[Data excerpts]
# # # #
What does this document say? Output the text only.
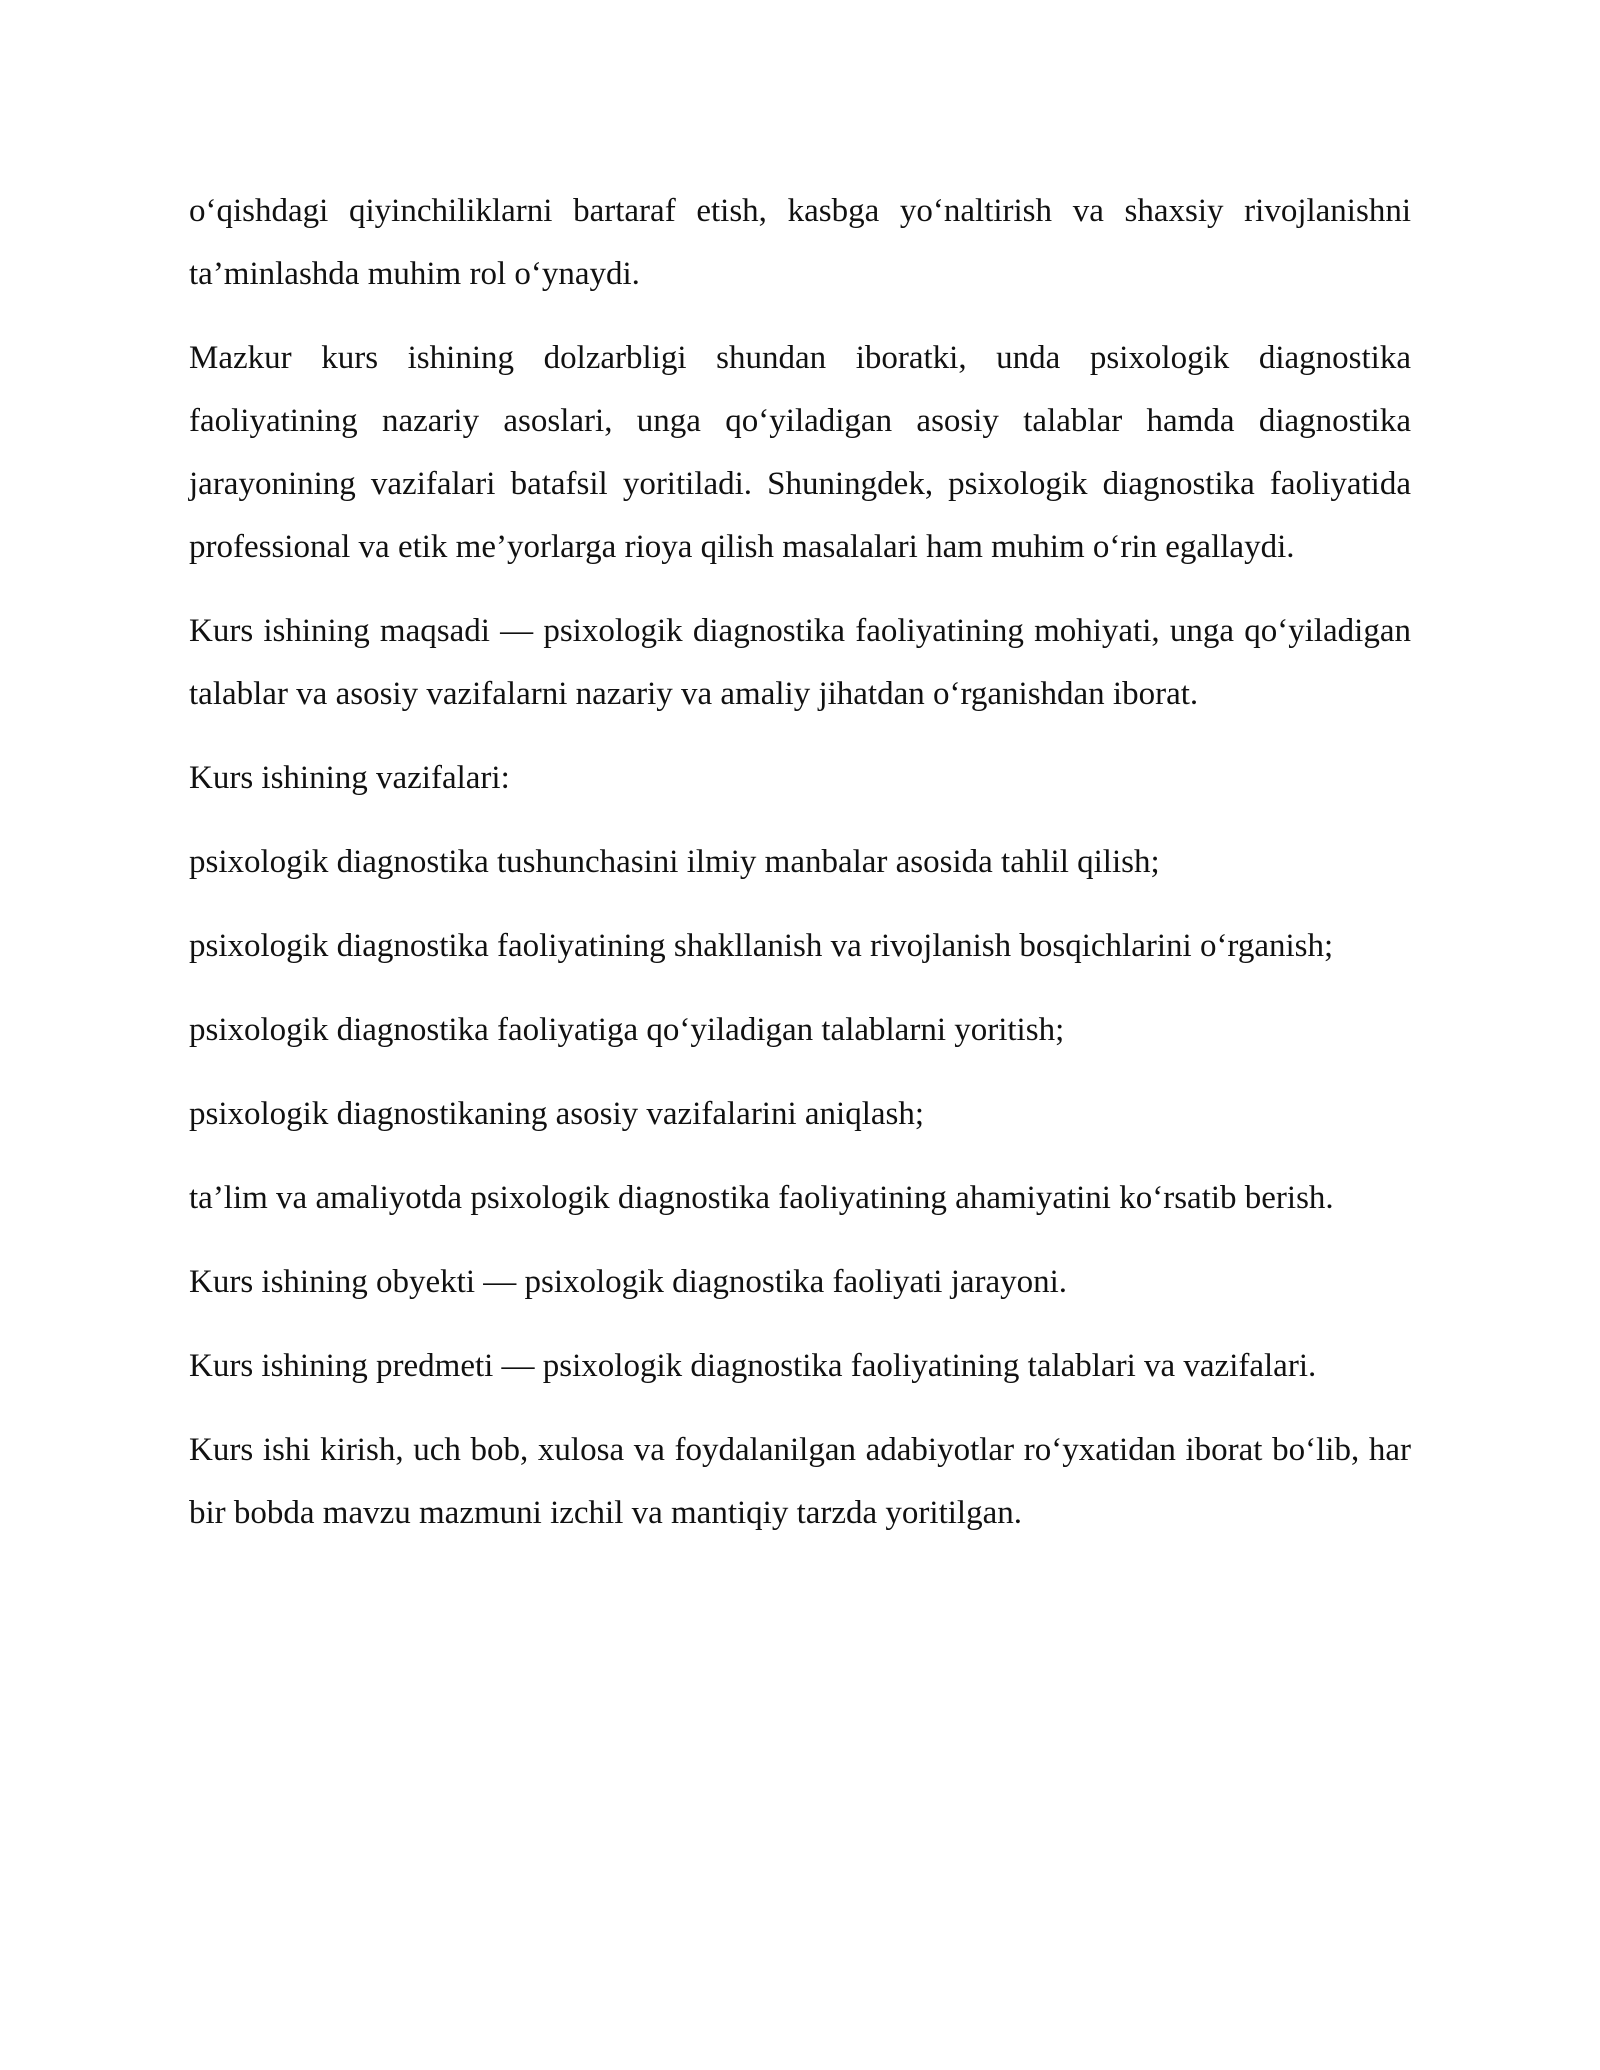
o‘qishdagi qiyinchiliklarni bartaraf etish, kasbga yo‘naltirish va shaxsiy rivojlanishni ta’minlashda muhim rol o‘ynaydi.

Mazkur kurs ishining dolzarbligi shundan iboratki, unda psixologik diagnostika faoliyatining nazariy asoslari, unga qo‘yiladigan asosiy talablar hamda diagnostika jarayonining vazifalari batafsil yoritiladi. Shuningdek, psixologik diagnostika faoliyatida professional va etik me’yorlarga rioya qilish masalalari ham muhim o‘rin egallaydi.

Kurs ishining maqsadi — psixologik diagnostika faoliyatining mohiyati, unga qo‘yiladigan talablar va asosiy vazifalarni nazariy va amaliy jihatdan o‘rganishdan iborat.

Kurs ishining vazifalari:

psixologik diagnostika tushunchasini ilmiy manbalar asosida tahlil qilish;

psixologik diagnostika faoliyatining shakllanish va rivojlanish bosqichlarini o‘rganish;

psixologik diagnostika faoliyatiga qo‘yiladigan talablarni yoritish;

psixologik diagnostikaning asosiy vazifalarini aniqlash;

ta’lim va amaliyotda psixologik diagnostika faoliyatining ahamiyatini ko‘rsatib berish.

Kurs ishining obyekti — psixologik diagnostika faoliyati jarayoni.

Kurs ishining predmeti — psixologik diagnostika faoliyatining talablari va vazifalari.

Kurs ishi kirish, uch bob, xulosa va foydalanilgan adabiyotlar ro‘yxatidan iborat bo‘lib, har bir bobda mavzu mazmuni izchil va mantiqiy tarzda yoritilgan.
# # # #
PROBLEM DETAILS:
Print all the records again exactly; do not include any picture.

FULL RESPONSE:
What does this document say? Output the text only.
o‘qishdagi qiyinchiliklarni bartaraf etish, kasbga yo‘naltirish va shaxsiy rivojlanishni ta’minlashda muhim rol o‘ynaydi.

Mazkur kurs ishining dolzarbligi shundan iboratki, unda psixologik diagnostika faoliyatining nazariy asoslari, unga qo‘yiladigan asosiy talablar hamda diagnostika jarayonining vazifalari batafsil yoritiladi. Shuningdek, psixologik diagnostika faoliyatida professional va etik me’yorlarga rioya qilish masalalari ham muhim o‘rin egallaydi.

Kurs ishining maqsadi — psixologik diagnostika faoliyatining mohiyati, unga qo‘yiladigan talablar va asosiy vazifalarni nazariy va amaliy jihatdan o‘rganishdan iborat.

Kurs ishining vazifalari:

psixologik diagnostika tushunchasini ilmiy manbalar asosida tahlil qilish;

psixologik diagnostika faoliyatining shakllanish va rivojlanish bosqichlarini o‘rganish;

psixologik diagnostika faoliyatiga qo‘yiladigan talablarni yoritish;

psixologik diagnostikaning asosiy vazifalarini aniqlash;

ta’lim va amaliyotda psixologik diagnostika faoliyatining ahamiyatini ko‘rsatib berish.

Kurs ishining obyekti — psixologik diagnostika faoliyati jarayoni.

Kurs ishining predmeti — psixologik diagnostika faoliyatining talablari va vazifalari.

Kurs ishi kirish, uch bob, xulosa va foydalanilgan adabiyotlar ro‘yxatidan iborat bo‘lib, har bir bobda mavzu mazmuni izchil va mantiqiy tarzda yoritilgan.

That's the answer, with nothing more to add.